• [Data extract]:
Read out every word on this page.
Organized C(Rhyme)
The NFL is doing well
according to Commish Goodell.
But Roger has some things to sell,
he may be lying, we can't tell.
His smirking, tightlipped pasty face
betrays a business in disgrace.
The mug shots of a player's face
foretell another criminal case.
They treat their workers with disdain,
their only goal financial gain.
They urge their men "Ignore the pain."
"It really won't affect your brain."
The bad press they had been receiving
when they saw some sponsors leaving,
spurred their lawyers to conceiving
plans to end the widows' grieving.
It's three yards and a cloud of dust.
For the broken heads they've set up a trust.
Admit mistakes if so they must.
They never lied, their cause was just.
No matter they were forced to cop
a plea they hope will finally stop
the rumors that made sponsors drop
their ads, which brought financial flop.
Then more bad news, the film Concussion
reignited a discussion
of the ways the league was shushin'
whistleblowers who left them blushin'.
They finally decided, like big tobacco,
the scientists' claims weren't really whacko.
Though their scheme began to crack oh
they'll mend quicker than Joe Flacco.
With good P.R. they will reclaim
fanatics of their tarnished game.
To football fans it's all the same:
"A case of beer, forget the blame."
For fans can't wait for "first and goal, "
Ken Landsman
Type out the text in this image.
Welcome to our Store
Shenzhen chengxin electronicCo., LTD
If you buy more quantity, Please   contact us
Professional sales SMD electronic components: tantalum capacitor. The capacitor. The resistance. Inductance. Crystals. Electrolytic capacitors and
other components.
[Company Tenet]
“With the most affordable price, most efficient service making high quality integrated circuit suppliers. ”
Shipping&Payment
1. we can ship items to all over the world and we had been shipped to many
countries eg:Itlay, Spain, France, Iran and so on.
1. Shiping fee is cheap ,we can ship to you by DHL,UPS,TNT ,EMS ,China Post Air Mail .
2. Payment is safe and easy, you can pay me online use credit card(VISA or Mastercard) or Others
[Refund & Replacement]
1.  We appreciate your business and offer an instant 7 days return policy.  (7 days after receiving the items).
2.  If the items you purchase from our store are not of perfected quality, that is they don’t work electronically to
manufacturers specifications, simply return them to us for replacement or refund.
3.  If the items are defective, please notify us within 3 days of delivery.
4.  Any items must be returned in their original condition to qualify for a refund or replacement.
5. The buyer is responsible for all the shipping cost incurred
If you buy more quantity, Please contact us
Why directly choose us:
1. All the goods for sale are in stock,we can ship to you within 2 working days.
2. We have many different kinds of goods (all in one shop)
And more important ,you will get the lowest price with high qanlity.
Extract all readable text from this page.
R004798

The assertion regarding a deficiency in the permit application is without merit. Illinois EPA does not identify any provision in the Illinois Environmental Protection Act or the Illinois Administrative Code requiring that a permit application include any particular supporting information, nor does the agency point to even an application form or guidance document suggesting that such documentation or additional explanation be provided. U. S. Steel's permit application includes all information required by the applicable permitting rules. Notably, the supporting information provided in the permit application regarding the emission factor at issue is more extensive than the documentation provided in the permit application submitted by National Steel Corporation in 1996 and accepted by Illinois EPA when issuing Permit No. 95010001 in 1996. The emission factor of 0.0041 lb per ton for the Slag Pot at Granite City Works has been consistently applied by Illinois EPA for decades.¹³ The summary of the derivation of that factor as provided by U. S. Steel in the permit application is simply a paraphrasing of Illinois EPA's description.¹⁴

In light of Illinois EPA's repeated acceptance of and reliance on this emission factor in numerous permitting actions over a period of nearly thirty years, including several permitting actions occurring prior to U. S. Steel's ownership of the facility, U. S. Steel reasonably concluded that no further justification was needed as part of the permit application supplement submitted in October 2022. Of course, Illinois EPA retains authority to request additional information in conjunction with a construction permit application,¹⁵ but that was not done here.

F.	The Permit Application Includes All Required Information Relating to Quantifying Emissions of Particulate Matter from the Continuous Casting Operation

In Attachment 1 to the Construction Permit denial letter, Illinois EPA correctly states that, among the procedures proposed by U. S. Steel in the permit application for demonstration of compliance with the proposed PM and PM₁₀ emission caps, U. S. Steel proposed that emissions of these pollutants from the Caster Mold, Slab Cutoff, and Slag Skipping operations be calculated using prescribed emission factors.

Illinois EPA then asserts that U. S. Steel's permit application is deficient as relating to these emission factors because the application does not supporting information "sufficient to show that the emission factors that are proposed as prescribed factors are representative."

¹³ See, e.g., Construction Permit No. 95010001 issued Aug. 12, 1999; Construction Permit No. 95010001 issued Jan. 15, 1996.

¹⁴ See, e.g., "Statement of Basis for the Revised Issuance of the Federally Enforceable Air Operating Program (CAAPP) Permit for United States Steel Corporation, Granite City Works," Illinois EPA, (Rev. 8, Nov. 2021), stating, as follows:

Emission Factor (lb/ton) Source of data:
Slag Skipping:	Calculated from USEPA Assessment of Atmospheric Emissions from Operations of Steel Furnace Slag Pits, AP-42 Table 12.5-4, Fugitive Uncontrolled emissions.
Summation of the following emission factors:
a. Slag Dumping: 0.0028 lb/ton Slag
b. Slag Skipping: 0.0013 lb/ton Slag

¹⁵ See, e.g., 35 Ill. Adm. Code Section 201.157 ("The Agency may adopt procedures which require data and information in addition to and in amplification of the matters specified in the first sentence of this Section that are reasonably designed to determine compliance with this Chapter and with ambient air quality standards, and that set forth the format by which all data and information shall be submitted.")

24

• [Exercise directions]: Nothing should be changed: write out all of the data as is.

• [Output of the exercise]:
Read out every word on this page.
Organized C(Rhyme)
The NFL is doing well
according to Commish Goodell.
But Roger has some things to sell,
he may be lying, we can't tell.
His smirking, tightlipped pasty face
betrays a business in disgrace.
The mug shots of a player's face
foretell another criminal case.
They treat their workers with disdain,
their only goal financial gain.
They urge their men "Ignore the pain."
"It really won't affect your brain."
The bad press they had been receiving
when they saw some sponsors leaving,
spurred their lawyers to conceiving
plans to end the widows' grieving.
It's three yards and a cloud of dust.
For the broken heads they've set up a trust.
Admit mistakes if so they must.
They never lied, their cause was just.
No matter they were forced to cop
a plea they hope will finally stop
the rumors that made sponsors drop
their ads, which brought financial flop.
Then more bad news, the film Concussion
reignited a discussion
of the ways the league was shushin'
whistleblowers who left them blushin'.
They finally decided, like big tobacco,
the scientists' claims weren't really whacko.
Though their scheme began to crack oh
they'll mend quicker than Joe Flacco.
With good P.R. they will reclaim
fanatics of their tarnished game.
To football fans it's all the same:
"A case of beer, forget the blame."
For fans can't wait for "first and goal, "
Ken Landsman
Type out the text in this image.
Welcome to our Store
Shenzhen chengxin electronicCo., LTD
If you buy more quantity, Please   contact us
Professional sales SMD electronic components: tantalum capacitor. The capacitor. The resistance. Inductance. Crystals. Electrolytic capacitors and
other components.
[Company Tenet]
“With the most affordable price, most efficient service making high quality integrated circuit suppliers. ”
Shipping&Payment
1. we can ship items to all over the world and we had been shipped to many
countries eg:Itlay, Spain, France, Iran and so on.
1. Shiping fee is cheap ,we can ship to you by DHL,UPS,TNT ,EMS ,China Post Air Mail .
2. Payment is safe and easy, you can pay me online use credit card(VISA or Mastercard) or Others
[Refund & Replacement]
1.  We appreciate your business and offer an instant 7 days return policy.  (7 days after receiving the items).
2.  If the items you purchase from our store are not of perfected quality, that is they don’t work electronically to
manufacturers specifications, simply return them to us for replacement or refund.
3.  If the items are defective, please notify us within 3 days of delivery.
4.  Any items must be returned in their original condition to qualify for a refund or replacement.
5. The buyer is responsible for all the shipping cost incurred
If you buy more quantity, Please contact us
Why directly choose us:
1. All the goods for sale are in stock,we can ship to you within 2 working days.
2. We have many different kinds of goods (all in one shop)
And more important ,you will get the lowest price with high qanlity.
Extract all readable text from this page.
R004798

The assertion regarding a deficiency in the permit application is without merit. Illinois EPA does not identify any provision in the Illinois Environmental Protection Act or the Illinois Administrative Code requiring that a permit application include any particular supporting information, nor does the agency point to even an application form or guidance document suggesting that such documentation or additional explanation be provided. U. S. Steel's permit application includes all information required by the applicable permitting rules. Notably, the supporting information provided in the permit application regarding the emission factor at issue is more extensive than the documentation provided in the permit application submitted by National Steel Corporation in 1996 and accepted by Illinois EPA when issuing Permit No. 95010001 in 1996. The emission factor of 0.0041 lb per ton for the Slag Pot at Granite City Works has been consistently applied by Illinois EPA for decades.¹³ The summary of the derivation of that factor as provided by U. S. Steel in the permit application is simply a paraphrasing of Illinois EPA's description.¹⁴

In light of Illinois EPA's repeated acceptance of and reliance on this emission factor in numerous permitting actions over a period of nearly thirty years, including several permitting actions occurring prior to U. S. Steel's ownership of the facility, U. S. Steel reasonably concluded that no further justification was needed as part of the permit application supplement submitted in October 2022. Of course, Illinois EPA retains authority to request additional information in conjunction with a construction permit application,¹⁵ but that was not done here.

F.	The Permit Application Includes All Required Information Relating to Quantifying Emissions of Particulate Matter from the Continuous Casting Operation

In Attachment 1 to the Construction Permit denial letter, Illinois EPA correctly states that, among the procedures proposed by U. S. Steel in the permit application for demonstration of compliance with the proposed PM and PM₁₀ emission caps, U. S. Steel proposed that emissions of these pollutants from the Caster Mold, Slab Cutoff, and Slag Skipping operations be calculated using prescribed emission factors.

Illinois EPA then asserts that U. S. Steel's permit application is deficient as relating to these emission factors because the application does not supporting information "sufficient to show that the emission factors that are proposed as prescribed factors are representative."

¹³ See, e.g., Construction Permit No. 95010001 issued Aug. 12, 1999; Construction Permit No. 95010001 issued Jan. 15, 1996.

¹⁴ See, e.g., "Statement of Basis for the Revised Issuance of the Federally Enforceable Air Operating Program (CAAPP) Permit for United States Steel Corporation, Granite City Works," Illinois EPA, (Rev. 8, Nov. 2021), stating, as follows:

Emission Factor (lb/ton) Source of data:
Slag Skipping:	Calculated from USEPA Assessment of Atmospheric Emissions from Operations of Steel Furnace Slag Pits, AP-42 Table 12.5-4, Fugitive Uncontrolled emissions.
Summation of the following emission factors:
a. Slag Dumping: 0.0028 lb/ton Slag
b. Slag Skipping: 0.0013 lb/ton Slag

¹⁵ See, e.g., 35 Ill. Adm. Code Section 201.157 ("The Agency may adopt procedures which require data and information in addition to and in amplification of the matters specified in the first sentence of this Section that are reasonably designed to determine compliance with this Chapter and with ambient air quality standards, and that set forth the format by which all data and information shall be submitted.")

24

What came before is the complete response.